The exercise
For every line in the records that has the word "Dette", make a copy.

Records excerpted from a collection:
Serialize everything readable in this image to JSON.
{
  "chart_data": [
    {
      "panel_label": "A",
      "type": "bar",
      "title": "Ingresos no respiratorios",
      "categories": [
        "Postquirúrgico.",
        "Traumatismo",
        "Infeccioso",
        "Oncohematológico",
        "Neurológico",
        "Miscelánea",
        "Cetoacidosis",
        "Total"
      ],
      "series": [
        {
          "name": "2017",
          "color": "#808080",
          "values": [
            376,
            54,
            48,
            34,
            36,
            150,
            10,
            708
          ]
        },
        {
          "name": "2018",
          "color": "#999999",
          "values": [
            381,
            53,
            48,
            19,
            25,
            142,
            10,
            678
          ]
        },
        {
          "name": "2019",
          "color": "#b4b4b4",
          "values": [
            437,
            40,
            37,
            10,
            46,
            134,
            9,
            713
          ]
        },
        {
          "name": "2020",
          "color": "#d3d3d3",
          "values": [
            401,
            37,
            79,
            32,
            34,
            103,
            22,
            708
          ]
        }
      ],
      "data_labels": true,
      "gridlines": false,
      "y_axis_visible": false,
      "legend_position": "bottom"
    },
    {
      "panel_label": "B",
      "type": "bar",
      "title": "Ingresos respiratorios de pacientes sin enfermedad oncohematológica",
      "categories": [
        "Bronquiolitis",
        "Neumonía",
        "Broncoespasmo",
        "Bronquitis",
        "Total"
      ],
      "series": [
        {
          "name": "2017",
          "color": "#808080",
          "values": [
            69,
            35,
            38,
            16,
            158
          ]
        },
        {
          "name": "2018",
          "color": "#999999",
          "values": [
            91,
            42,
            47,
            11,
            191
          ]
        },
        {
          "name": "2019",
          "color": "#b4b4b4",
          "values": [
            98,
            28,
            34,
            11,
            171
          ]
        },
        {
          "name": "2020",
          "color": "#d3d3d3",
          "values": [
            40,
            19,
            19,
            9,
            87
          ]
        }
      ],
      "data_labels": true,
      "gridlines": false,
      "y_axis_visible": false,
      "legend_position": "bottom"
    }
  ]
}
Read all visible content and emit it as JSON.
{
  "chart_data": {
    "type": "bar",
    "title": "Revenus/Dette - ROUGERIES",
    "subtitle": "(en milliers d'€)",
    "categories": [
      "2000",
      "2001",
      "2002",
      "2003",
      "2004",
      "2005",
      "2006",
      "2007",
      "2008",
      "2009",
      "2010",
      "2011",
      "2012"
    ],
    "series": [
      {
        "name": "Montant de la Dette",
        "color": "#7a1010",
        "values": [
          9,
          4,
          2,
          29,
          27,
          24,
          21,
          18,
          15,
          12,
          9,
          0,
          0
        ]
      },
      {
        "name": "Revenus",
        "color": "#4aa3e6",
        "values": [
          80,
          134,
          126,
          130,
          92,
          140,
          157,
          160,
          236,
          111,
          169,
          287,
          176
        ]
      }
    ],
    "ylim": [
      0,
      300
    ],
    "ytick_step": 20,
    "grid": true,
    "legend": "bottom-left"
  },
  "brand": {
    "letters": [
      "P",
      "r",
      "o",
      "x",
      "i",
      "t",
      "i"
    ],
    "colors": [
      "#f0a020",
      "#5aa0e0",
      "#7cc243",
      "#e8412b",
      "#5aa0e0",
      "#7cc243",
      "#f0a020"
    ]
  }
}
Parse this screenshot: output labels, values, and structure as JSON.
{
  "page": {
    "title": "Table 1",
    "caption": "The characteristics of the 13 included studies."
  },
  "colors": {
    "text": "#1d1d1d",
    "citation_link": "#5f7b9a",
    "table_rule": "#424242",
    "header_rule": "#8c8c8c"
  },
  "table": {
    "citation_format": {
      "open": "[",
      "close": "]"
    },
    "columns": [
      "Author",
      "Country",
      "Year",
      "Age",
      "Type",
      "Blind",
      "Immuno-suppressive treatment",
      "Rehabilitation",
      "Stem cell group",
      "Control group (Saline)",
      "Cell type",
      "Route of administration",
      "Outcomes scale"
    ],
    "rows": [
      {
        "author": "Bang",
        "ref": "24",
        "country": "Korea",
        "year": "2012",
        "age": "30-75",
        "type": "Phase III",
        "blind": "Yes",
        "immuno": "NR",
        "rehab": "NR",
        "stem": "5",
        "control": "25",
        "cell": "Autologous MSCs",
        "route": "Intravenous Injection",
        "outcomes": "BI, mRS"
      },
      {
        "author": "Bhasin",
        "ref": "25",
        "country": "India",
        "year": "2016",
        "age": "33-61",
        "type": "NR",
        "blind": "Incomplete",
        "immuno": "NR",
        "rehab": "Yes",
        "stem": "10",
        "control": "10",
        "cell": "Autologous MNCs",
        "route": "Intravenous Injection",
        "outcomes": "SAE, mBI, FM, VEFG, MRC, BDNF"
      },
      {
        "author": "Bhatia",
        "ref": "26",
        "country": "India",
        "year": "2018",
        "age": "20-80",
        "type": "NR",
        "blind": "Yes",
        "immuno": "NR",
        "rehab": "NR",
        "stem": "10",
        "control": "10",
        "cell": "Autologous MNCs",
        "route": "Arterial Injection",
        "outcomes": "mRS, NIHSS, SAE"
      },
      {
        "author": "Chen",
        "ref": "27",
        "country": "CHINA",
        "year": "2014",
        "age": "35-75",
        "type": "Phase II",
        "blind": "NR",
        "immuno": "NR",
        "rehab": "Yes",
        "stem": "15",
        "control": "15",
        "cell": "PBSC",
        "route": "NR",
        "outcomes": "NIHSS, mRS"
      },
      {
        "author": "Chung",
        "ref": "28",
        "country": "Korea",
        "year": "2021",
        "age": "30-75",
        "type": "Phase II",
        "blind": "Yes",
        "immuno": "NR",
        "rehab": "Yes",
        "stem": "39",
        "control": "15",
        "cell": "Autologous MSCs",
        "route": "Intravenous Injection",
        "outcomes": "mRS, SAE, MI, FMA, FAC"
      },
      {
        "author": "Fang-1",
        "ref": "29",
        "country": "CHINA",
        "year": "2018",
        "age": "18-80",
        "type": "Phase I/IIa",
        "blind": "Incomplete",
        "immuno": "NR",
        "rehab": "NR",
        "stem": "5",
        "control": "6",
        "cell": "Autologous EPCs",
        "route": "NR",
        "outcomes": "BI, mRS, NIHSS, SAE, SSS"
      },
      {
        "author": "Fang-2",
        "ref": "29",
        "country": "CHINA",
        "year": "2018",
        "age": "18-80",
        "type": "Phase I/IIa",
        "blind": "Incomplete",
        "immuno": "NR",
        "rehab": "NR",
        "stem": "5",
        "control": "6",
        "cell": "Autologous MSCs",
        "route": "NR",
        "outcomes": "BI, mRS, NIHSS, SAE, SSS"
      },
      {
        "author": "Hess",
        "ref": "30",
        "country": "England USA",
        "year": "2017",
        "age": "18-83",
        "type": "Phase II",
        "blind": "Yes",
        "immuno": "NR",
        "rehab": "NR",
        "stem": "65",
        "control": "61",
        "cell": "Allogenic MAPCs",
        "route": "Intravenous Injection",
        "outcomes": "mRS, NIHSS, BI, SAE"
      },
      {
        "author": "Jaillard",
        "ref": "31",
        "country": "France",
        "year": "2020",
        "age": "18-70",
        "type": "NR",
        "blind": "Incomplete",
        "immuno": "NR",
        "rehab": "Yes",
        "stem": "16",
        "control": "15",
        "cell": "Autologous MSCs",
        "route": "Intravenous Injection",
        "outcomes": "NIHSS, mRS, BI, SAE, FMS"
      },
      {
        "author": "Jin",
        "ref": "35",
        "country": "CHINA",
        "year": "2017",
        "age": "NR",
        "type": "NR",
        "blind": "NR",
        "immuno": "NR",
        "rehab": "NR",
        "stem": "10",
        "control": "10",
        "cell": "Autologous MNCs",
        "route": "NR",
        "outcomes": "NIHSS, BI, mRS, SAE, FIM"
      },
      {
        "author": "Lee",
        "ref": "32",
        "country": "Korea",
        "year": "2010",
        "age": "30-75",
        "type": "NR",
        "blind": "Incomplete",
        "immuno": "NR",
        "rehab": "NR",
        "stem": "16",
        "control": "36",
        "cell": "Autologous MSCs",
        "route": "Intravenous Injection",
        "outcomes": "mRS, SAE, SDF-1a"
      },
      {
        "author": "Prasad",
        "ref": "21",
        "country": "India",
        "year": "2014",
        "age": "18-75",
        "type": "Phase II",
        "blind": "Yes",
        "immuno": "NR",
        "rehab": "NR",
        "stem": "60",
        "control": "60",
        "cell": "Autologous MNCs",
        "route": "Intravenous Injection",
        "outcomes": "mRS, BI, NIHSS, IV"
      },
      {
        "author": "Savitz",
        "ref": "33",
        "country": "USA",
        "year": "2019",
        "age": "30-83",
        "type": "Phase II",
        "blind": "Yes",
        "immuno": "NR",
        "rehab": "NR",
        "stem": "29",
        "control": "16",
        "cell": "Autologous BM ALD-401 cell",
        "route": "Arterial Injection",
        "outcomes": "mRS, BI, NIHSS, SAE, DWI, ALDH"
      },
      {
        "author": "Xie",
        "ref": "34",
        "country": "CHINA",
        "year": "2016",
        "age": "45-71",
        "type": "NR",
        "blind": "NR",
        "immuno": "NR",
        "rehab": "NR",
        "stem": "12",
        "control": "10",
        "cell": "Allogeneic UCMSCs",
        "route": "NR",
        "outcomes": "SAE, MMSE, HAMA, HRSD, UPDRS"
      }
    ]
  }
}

Written response
    "title": "Revenus/Dette - ROUGERIES",
        "name": "Montant de la Dette",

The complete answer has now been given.